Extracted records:
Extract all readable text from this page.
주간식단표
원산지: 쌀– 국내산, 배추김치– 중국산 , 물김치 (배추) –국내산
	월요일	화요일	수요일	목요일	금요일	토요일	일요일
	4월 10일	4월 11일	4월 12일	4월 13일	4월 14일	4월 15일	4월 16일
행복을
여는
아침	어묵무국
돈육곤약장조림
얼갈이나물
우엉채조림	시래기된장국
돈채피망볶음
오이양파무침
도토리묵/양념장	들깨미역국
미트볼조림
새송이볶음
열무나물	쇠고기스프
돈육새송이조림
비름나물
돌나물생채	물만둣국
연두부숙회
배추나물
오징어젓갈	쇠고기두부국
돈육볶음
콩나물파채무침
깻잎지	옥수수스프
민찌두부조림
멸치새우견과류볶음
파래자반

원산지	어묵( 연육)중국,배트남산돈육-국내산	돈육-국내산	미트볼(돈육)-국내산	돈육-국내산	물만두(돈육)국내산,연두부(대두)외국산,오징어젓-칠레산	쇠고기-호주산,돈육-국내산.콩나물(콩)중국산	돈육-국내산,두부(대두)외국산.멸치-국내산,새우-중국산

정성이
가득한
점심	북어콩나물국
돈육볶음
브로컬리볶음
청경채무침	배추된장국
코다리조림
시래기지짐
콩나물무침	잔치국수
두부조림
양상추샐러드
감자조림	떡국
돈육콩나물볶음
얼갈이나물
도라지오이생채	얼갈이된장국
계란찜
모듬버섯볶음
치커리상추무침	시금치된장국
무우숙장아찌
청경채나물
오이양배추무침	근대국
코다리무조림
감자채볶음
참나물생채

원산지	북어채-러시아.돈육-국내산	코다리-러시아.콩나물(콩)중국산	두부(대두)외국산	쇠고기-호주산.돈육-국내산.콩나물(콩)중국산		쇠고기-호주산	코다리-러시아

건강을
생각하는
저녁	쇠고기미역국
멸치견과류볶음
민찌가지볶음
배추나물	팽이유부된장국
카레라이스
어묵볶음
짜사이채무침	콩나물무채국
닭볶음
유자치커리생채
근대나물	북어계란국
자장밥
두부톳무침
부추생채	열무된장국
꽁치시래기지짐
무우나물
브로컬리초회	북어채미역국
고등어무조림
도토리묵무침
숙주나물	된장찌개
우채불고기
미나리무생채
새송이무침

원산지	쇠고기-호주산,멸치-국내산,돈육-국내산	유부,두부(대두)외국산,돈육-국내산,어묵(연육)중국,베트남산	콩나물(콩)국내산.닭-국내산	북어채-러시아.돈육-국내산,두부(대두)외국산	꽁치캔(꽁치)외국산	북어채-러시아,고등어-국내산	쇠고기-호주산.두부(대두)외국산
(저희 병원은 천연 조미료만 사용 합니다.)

Task statement: Output each entry precisely as given.

Solution below:
Extract all readable text from this page.
주간식단표
원산지: 쌀– 국내산, 배추김치– 중국산 , 물김치 (배추) –국내산
	월요일	화요일	수요일	목요일	금요일	토요일	일요일
	4월 10일	4월 11일	4월 12일	4월 13일	4월 14일	4월 15일	4월 16일
행복을
여는
아침	어묵무국
돈육곤약장조림
얼갈이나물
우엉채조림	시래기된장국
돈채피망볶음
오이양파무침
도토리묵/양념장	들깨미역국
미트볼조림
새송이볶음
열무나물	쇠고기스프
돈육새송이조림
비름나물
돌나물생채	물만둣국
연두부숙회
배추나물
오징어젓갈	쇠고기두부국
돈육볶음
콩나물파채무침
깻잎지	옥수수스프
민찌두부조림
멸치새우견과류볶음
파래자반

원산지	어묵( 연육)중국,배트남산돈육-국내산	돈육-국내산	미트볼(돈육)-국내산	돈육-국내산	물만두(돈육)국내산,연두부(대두)외국산,오징어젓-칠레산	쇠고기-호주산,돈육-국내산.콩나물(콩)중국산	돈육-국내산,두부(대두)외국산.멸치-국내산,새우-중국산

정성이
가득한
점심	북어콩나물국
돈육볶음
브로컬리볶음
청경채무침	배추된장국
코다리조림
시래기지짐
콩나물무침	잔치국수
두부조림
양상추샐러드
감자조림	떡국
돈육콩나물볶음
얼갈이나물
도라지오이생채	얼갈이된장국
계란찜
모듬버섯볶음
치커리상추무침	시금치된장국
무우숙장아찌
청경채나물
오이양배추무침	근대국
코다리무조림
감자채볶음
참나물생채

원산지	북어채-러시아.돈육-국내산	코다리-러시아.콩나물(콩)중국산	두부(대두)외국산	쇠고기-호주산.돈육-국내산.콩나물(콩)중국산		쇠고기-호주산	코다리-러시아

건강을
생각하는
저녁	쇠고기미역국
멸치견과류볶음
민찌가지볶음
배추나물	팽이유부된장국
카레라이스
어묵볶음
짜사이채무침	콩나물무채국
닭볶음
유자치커리생채
근대나물	북어계란국
자장밥
두부톳무침
부추생채	열무된장국
꽁치시래기지짐
무우나물
브로컬리초회	북어채미역국
고등어무조림
도토리묵무침
숙주나물	된장찌개
우채불고기
미나리무생채
새송이무침

원산지	쇠고기-호주산,멸치-국내산,돈육-국내산	유부,두부(대두)외국산,돈육-국내산,어묵(연육)중국,베트남산	콩나물(콩)국내산.닭-국내산	북어채-러시아.돈육-국내산,두부(대두)외국산	꽁치캔(꽁치)외국산	북어채-러시아,고등어-국내산	쇠고기-호주산.두부(대두)외국산
(저희 병원은 천연 조미료만 사용 합니다.)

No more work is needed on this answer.